Exercise: Return each line that holds the word "Rent".

····················

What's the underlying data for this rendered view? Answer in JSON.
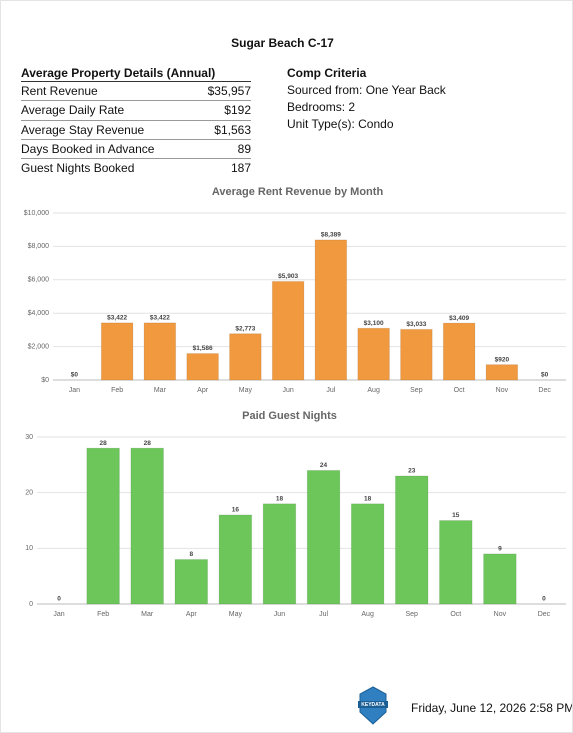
{
  "header": {
    "title": "Sugar Beach C-17"
  },
  "table": {
    "title": "Average Property Details (Annual)",
    "rows": [
      [
        "Rent Revenue",
        "$35,957"
      ],
      [
        "Average Daily Rate",
        "$192"
      ],
      [
        "Average Stay Revenue",
        "$1,563"
      ],
      [
        "Days Booked in Advance",
        "89"
      ],
      [
        "Guest Nights Booked",
        "187"
      ]
    ]
  },
  "criteria": {
    "title": "Comp Criteria",
    "lines": [
      "Sourced from: One Year Back",
      "Bedrooms: 2",
      "Unit Type(s):  Condo"
    ]
  },
  "chart_data": [
    {
      "type": "bar",
      "title": "Average Rent Revenue by Month",
      "categories": [
        "Jan",
        "Feb",
        "Mar",
        "Apr",
        "May",
        "Jun",
        "Jul",
        "Aug",
        "Sep",
        "Oct",
        "Nov",
        "Dec"
      ],
      "values": [
        0,
        3422,
        3422,
        1586,
        2773,
        5903,
        8389,
        3100,
        3033,
        3409,
        920,
        0
      ],
      "value_labels": [
        "$0",
        "$3,422",
        "$3,422",
        "$1,586",
        "$2,773",
        "$5,903",
        "$8,389",
        "$3,100",
        "$3,033",
        "$3,409",
        "$920",
        "$0"
      ],
      "color": "#f0993f",
      "ylim": [
        0,
        10000
      ],
      "yticks": [
        {
          "value": 0,
          "label": "$0"
        },
        {
          "value": 2000,
          "label": "$2,000"
        },
        {
          "value": 4000,
          "label": "$4,000"
        },
        {
          "value": 6000,
          "label": "$6,000"
        },
        {
          "value": 8000,
          "label": "$8,000"
        },
        {
          "value": 10000,
          "label": "$10,000"
        }
      ],
      "grid": true
    },
    {
      "type": "bar",
      "title": "Paid Guest Nights",
      "categories": [
        "Jan",
        "Feb",
        "Mar",
        "Apr",
        "May",
        "Jun",
        "Jul",
        "Aug",
        "Sep",
        "Oct",
        "Nov",
        "Dec"
      ],
      "values": [
        0,
        28,
        28,
        8,
        16,
        18,
        24,
        18,
        23,
        15,
        9,
        0
      ],
      "color": "#6cc65a",
      "ylim": [
        0,
        30
      ],
      "yticks": [
        0,
        10,
        20,
        30
      ],
      "grid": true
    }
  ],
  "footer": {
    "badge": "KEYDATA",
    "date": "Friday, June 12, 2026 2:58 PM"
  }
}
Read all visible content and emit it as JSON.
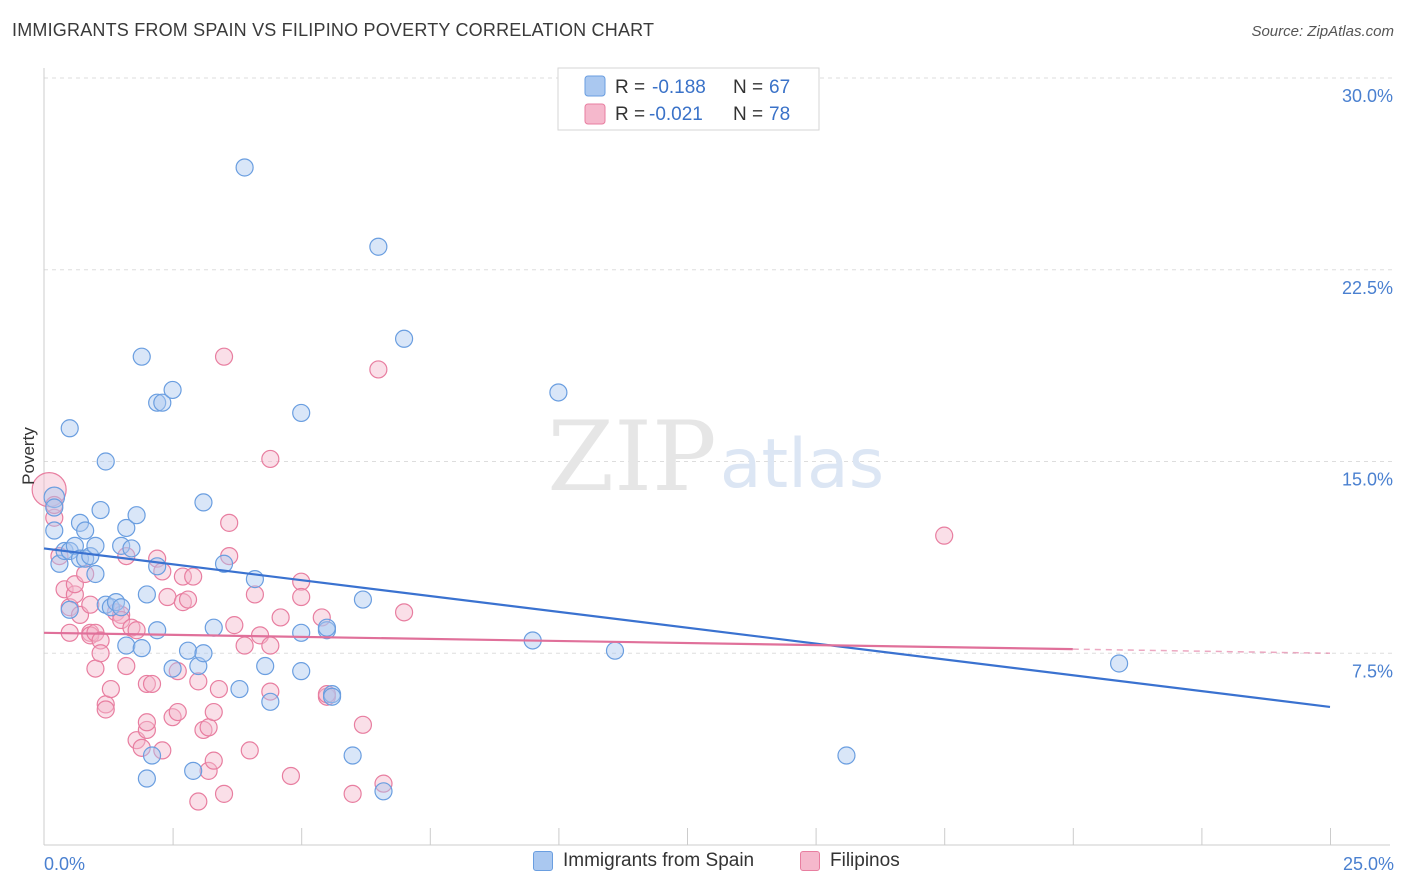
{
  "header": {
    "title": "IMMIGRANTS FROM SPAIN VS FILIPINO POVERTY CORRELATION CHART",
    "source": "Source: ZipAtlas.com"
  },
  "watermark": {
    "zip": "ZIP",
    "atlas": "atlas"
  },
  "legend": {
    "series1": {
      "r_label": "R =",
      "r_value": "-0.188",
      "n_label": "N =",
      "n_value": "67"
    },
    "series2": {
      "r_label": "R =",
      "r_value": "-0.021",
      "n_label": "N =",
      "n_value": "78"
    }
  },
  "bottom_legend": {
    "series1": "Immigrants from Spain",
    "series2": "Filipinos"
  },
  "colors": {
    "blue_fill": "#aac8f0",
    "blue_stroke": "#6a9ee0",
    "blue_line": "#3a72d0",
    "pink_fill": "#f5b8cc",
    "pink_stroke": "#e87ea0",
    "pink_line": "#e0709a",
    "grid": "#dddddd",
    "axis_label": "#4a80d0"
  },
  "chart_data": {
    "type": "scatter",
    "title": "IMMIGRANTS FROM SPAIN VS FILIPINO POVERTY CORRELATION CHART",
    "xlabel": "",
    "ylabel": "Poverty",
    "xlim": [
      0,
      25
    ],
    "ylim": [
      0,
      30
    ],
    "y_ticks": [
      7.5,
      15.0,
      22.5,
      30.0
    ],
    "y_tick_labels": [
      "7.5%",
      "15.0%",
      "22.5%",
      "30.0%"
    ],
    "x_tick_labels": [
      "0.0%",
      "25.0%"
    ],
    "x_minor_ticks": [
      2.5,
      5,
      7.5,
      10,
      12.5,
      15,
      17.5,
      20,
      22.5,
      25
    ],
    "series": [
      {
        "name": "Immigrants from Spain",
        "R": -0.188,
        "N": 67,
        "trend": {
          "x0": 0,
          "y0": 11.6,
          "x1": 25,
          "y1": 5.4,
          "dashed_from": null
        },
        "points": [
          [
            0.2,
            13.6,
            1.2
          ],
          [
            0.2,
            12.3,
            1.0
          ],
          [
            0.2,
            13.2,
            1.0
          ],
          [
            0.3,
            11.0,
            1.0
          ],
          [
            0.4,
            11.5,
            1.0
          ],
          [
            0.5,
            11.5,
            1.0
          ],
          [
            0.5,
            9.2,
            1.0
          ],
          [
            0.5,
            16.3,
            1.0
          ],
          [
            0.6,
            11.7,
            1.0
          ],
          [
            0.7,
            11.2,
            1.0
          ],
          [
            0.7,
            12.6,
            1.0
          ],
          [
            0.8,
            12.3,
            1.0
          ],
          [
            0.8,
            11.2,
            1.0
          ],
          [
            0.9,
            11.3,
            1.0
          ],
          [
            1.0,
            11.7,
            1.0
          ],
          [
            1.0,
            10.6,
            1.0
          ],
          [
            1.1,
            13.1,
            1.0
          ],
          [
            1.2,
            15.0,
            1.0
          ],
          [
            1.2,
            9.4,
            1.0
          ],
          [
            1.3,
            9.3,
            1.0
          ],
          [
            1.4,
            9.5,
            1.0
          ],
          [
            1.5,
            11.7,
            1.0
          ],
          [
            1.5,
            9.3,
            1.0
          ],
          [
            1.6,
            7.8,
            1.0
          ],
          [
            1.6,
            12.4,
            1.0
          ],
          [
            1.7,
            11.6,
            1.0
          ],
          [
            1.8,
            12.9,
            1.0
          ],
          [
            1.9,
            19.1,
            1.0
          ],
          [
            1.9,
            7.7,
            1.0
          ],
          [
            2.0,
            2.6,
            1.0
          ],
          [
            2.0,
            9.8,
            1.0
          ],
          [
            2.1,
            3.5,
            1.0
          ],
          [
            2.2,
            17.3,
            1.0
          ],
          [
            2.2,
            8.4,
            1.0
          ],
          [
            2.3,
            17.3,
            1.0
          ],
          [
            2.2,
            10.9,
            1.0
          ],
          [
            2.5,
            17.8,
            1.0
          ],
          [
            2.5,
            6.9,
            1.0
          ],
          [
            2.8,
            7.6,
            1.0
          ],
          [
            2.9,
            2.9,
            1.0
          ],
          [
            3.0,
            7.0,
            1.0
          ],
          [
            3.1,
            7.5,
            1.0
          ],
          [
            3.1,
            13.4,
            1.0
          ],
          [
            3.3,
            8.5,
            1.0
          ],
          [
            3.5,
            11.0,
            1.0
          ],
          [
            3.8,
            6.1,
            1.0
          ],
          [
            3.9,
            26.5,
            1.0
          ],
          [
            4.1,
            10.4,
            1.0
          ],
          [
            4.3,
            7.0,
            1.0
          ],
          [
            4.4,
            5.6,
            1.0
          ],
          [
            5.0,
            16.9,
            1.0
          ],
          [
            5.0,
            8.3,
            1.0
          ],
          [
            5.0,
            6.8,
            1.0
          ],
          [
            5.5,
            8.4,
            1.0
          ],
          [
            5.5,
            8.5,
            1.0
          ],
          [
            5.6,
            5.9,
            1.0
          ],
          [
            5.6,
            5.8,
            1.0
          ],
          [
            6.0,
            3.5,
            1.0
          ],
          [
            6.2,
            9.6,
            1.0
          ],
          [
            6.5,
            23.4,
            1.0
          ],
          [
            6.6,
            2.1,
            1.0
          ],
          [
            7.0,
            19.8,
            1.0
          ],
          [
            9.5,
            8.0,
            1.0
          ],
          [
            10.0,
            17.7,
            1.0
          ],
          [
            11.1,
            7.6,
            1.0
          ],
          [
            15.6,
            3.5,
            1.0
          ],
          [
            20.9,
            7.1,
            1.0
          ]
        ]
      },
      {
        "name": "Filipinos",
        "R": -0.021,
        "N": 78,
        "trend": {
          "x0": 0,
          "y0": 8.3,
          "x1": 25,
          "y1": 7.5,
          "dashed_from": 20
        },
        "points": [
          [
            0.1,
            13.9,
            2.0
          ],
          [
            0.2,
            12.8,
            1.0
          ],
          [
            0.2,
            13.3,
            1.0
          ],
          [
            0.3,
            11.3,
            1.0
          ],
          [
            0.4,
            10.0,
            1.0
          ],
          [
            0.5,
            9.3,
            1.0
          ],
          [
            0.5,
            8.3,
            1.0
          ],
          [
            0.6,
            9.8,
            1.0
          ],
          [
            0.6,
            10.2,
            1.0
          ],
          [
            0.7,
            9.0,
            1.0
          ],
          [
            0.8,
            10.6,
            1.0
          ],
          [
            0.9,
            8.3,
            1.0
          ],
          [
            0.9,
            9.4,
            1.0
          ],
          [
            0.9,
            8.2,
            1.0
          ],
          [
            1.0,
            8.3,
            1.0
          ],
          [
            1.0,
            6.9,
            1.0
          ],
          [
            1.1,
            8.0,
            1.0
          ],
          [
            1.1,
            7.5,
            1.0
          ],
          [
            1.2,
            5.5,
            1.0
          ],
          [
            1.2,
            5.3,
            1.0
          ],
          [
            1.3,
            6.1,
            1.0
          ],
          [
            1.4,
            9.1,
            1.0
          ],
          [
            1.5,
            9.0,
            1.0
          ],
          [
            1.5,
            8.8,
            1.0
          ],
          [
            1.6,
            11.3,
            1.0
          ],
          [
            1.6,
            7.0,
            1.0
          ],
          [
            1.7,
            8.5,
            1.0
          ],
          [
            1.8,
            8.4,
            1.0
          ],
          [
            1.8,
            4.1,
            1.0
          ],
          [
            1.9,
            3.8,
            1.0
          ],
          [
            2.0,
            6.3,
            1.0
          ],
          [
            2.0,
            4.5,
            1.0
          ],
          [
            2.0,
            4.8,
            1.0
          ],
          [
            2.1,
            6.3,
            1.0
          ],
          [
            2.2,
            11.2,
            1.0
          ],
          [
            2.3,
            10.7,
            1.0
          ],
          [
            2.3,
            3.7,
            1.0
          ],
          [
            2.4,
            9.7,
            1.0
          ],
          [
            2.5,
            5.0,
            1.0
          ],
          [
            2.6,
            6.8,
            1.0
          ],
          [
            2.6,
            5.2,
            1.0
          ],
          [
            2.7,
            10.5,
            1.0
          ],
          [
            2.7,
            9.5,
            1.0
          ],
          [
            2.8,
            9.6,
            1.0
          ],
          [
            2.9,
            10.5,
            1.0
          ],
          [
            3.0,
            6.4,
            1.0
          ],
          [
            3.0,
            1.7,
            1.0
          ],
          [
            3.1,
            4.5,
            1.0
          ],
          [
            3.2,
            2.9,
            1.0
          ],
          [
            3.2,
            4.6,
            1.0
          ],
          [
            3.3,
            5.2,
            1.0
          ],
          [
            3.3,
            3.3,
            1.0
          ],
          [
            3.4,
            6.1,
            1.0
          ],
          [
            3.5,
            2.0,
            1.0
          ],
          [
            3.5,
            19.1,
            1.0
          ],
          [
            3.6,
            12.6,
            1.0
          ],
          [
            3.6,
            11.3,
            1.0
          ],
          [
            3.7,
            8.6,
            1.0
          ],
          [
            3.9,
            7.8,
            1.0
          ],
          [
            4.0,
            3.7,
            1.0
          ],
          [
            4.1,
            9.8,
            1.0
          ],
          [
            4.2,
            8.2,
            1.0
          ],
          [
            4.4,
            7.8,
            1.0
          ],
          [
            4.4,
            15.1,
            1.0
          ],
          [
            4.4,
            6.0,
            1.0
          ],
          [
            4.6,
            8.9,
            1.0
          ],
          [
            5.0,
            10.3,
            1.0
          ],
          [
            5.0,
            9.7,
            1.0
          ],
          [
            4.8,
            2.7,
            1.0
          ],
          [
            5.4,
            8.9,
            1.0
          ],
          [
            5.5,
            5.8,
            1.0
          ],
          [
            5.5,
            5.9,
            1.0
          ],
          [
            6.0,
            2.0,
            1.0
          ],
          [
            6.2,
            4.7,
            1.0
          ],
          [
            6.5,
            18.6,
            1.0
          ],
          [
            6.6,
            2.4,
            1.0
          ],
          [
            7.0,
            9.1,
            1.0
          ],
          [
            17.5,
            12.1,
            1.0
          ]
        ]
      }
    ]
  }
}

····················

Output of the exercise:
        "Rent Revenue",
      "title": "Average Rent Revenue by Month",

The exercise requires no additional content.